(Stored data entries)
-.-.-

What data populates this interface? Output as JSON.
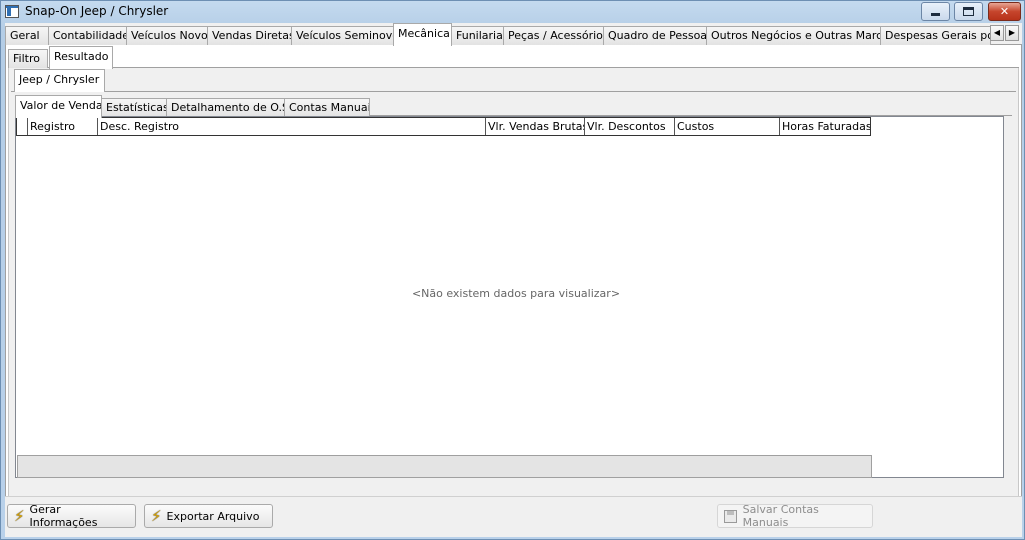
{
  "window": {
    "title": "Snap-On Jeep / Chrysler",
    "controls": {
      "minimize": "minimize",
      "maximize": "maximize",
      "close": "✕"
    }
  },
  "main_tabs": [
    "Geral",
    "Contabilidade",
    "Veículos Novos",
    "Vendas Diretas",
    "Veículos Seminovos",
    "Mecânica",
    "Funilaria",
    "Peças / Acessórios",
    "Quadro de Pessoas",
    "Outros Negócios e Outras Marcas",
    "Despesas Gerais por De"
  ],
  "main_tabs_active": "Mecânica",
  "sub_tabs": [
    "Filtro",
    "Resultado"
  ],
  "sub_tabs_active": "Resultado",
  "brand_tab": "Jeep / Chrysler",
  "inner_tabs": [
    "Valor de Vendas",
    "Estatísticas",
    "Detalhamento de O.S.",
    "Contas Manuais"
  ],
  "inner_tabs_active": "Valor de Vendas",
  "grid": {
    "columns": [
      "Registro",
      "Desc. Registro",
      "Vlr. Vendas Brutas",
      "Vlr. Descontos",
      "Custos",
      "Horas Faturadas"
    ],
    "empty_message": "<Não existem dados para visualizar>"
  },
  "footer_buttons": {
    "generate": "Gerar Informações",
    "export": "Exportar Arquivo",
    "save": "Salvar Contas Manuais"
  },
  "icons": {
    "generate": "lightning-icon",
    "export": "lightning-icon",
    "save": "floppy-disk-icon"
  },
  "colors": {
    "titlebar": "#c4daef",
    "close_button": "#c6452c",
    "lightning": "#d4a20a"
  }
}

-.-.-

_Instructions to follow_
Your copy should repeat each entry above exactly but contain no pictures.

_Reply_
What data populates this interface? Output as JSON.
{
  "window": {
    "title": "Snap-On Jeep / Chrysler",
    "controls": {
      "minimize": "minimize",
      "maximize": "maximize",
      "close": "✕"
    }
  },
  "main_tabs": [
    "Geral",
    "Contabilidade",
    "Veículos Novos",
    "Vendas Diretas",
    "Veículos Seminovos",
    "Mecânica",
    "Funilaria",
    "Peças / Acessórios",
    "Quadro de Pessoas",
    "Outros Negócios e Outras Marcas",
    "Despesas Gerais por De"
  ],
  "main_tabs_active": "Mecânica",
  "sub_tabs": [
    "Filtro",
    "Resultado"
  ],
  "sub_tabs_active": "Resultado",
  "brand_tab": "Jeep / Chrysler",
  "inner_tabs": [
    "Valor de Vendas",
    "Estatísticas",
    "Detalhamento de O.S.",
    "Contas Manuais"
  ],
  "inner_tabs_active": "Valor de Vendas",
  "grid": {
    "columns": [
      "Registro",
      "Desc. Registro",
      "Vlr. Vendas Brutas",
      "Vlr. Descontos",
      "Custos",
      "Horas Faturadas"
    ],
    "empty_message": "<Não existem dados para visualizar>"
  },
  "footer_buttons": {
    "generate": "Gerar Informações",
    "export": "Exportar Arquivo",
    "save": "Salvar Contas Manuais"
  },
  "icons": {
    "generate": "lightning-icon",
    "export": "lightning-icon",
    "save": "floppy-disk-icon"
  },
  "colors": {
    "titlebar": "#c4daef",
    "close_button": "#c6452c",
    "lightning": "#d4a20a"
  }
}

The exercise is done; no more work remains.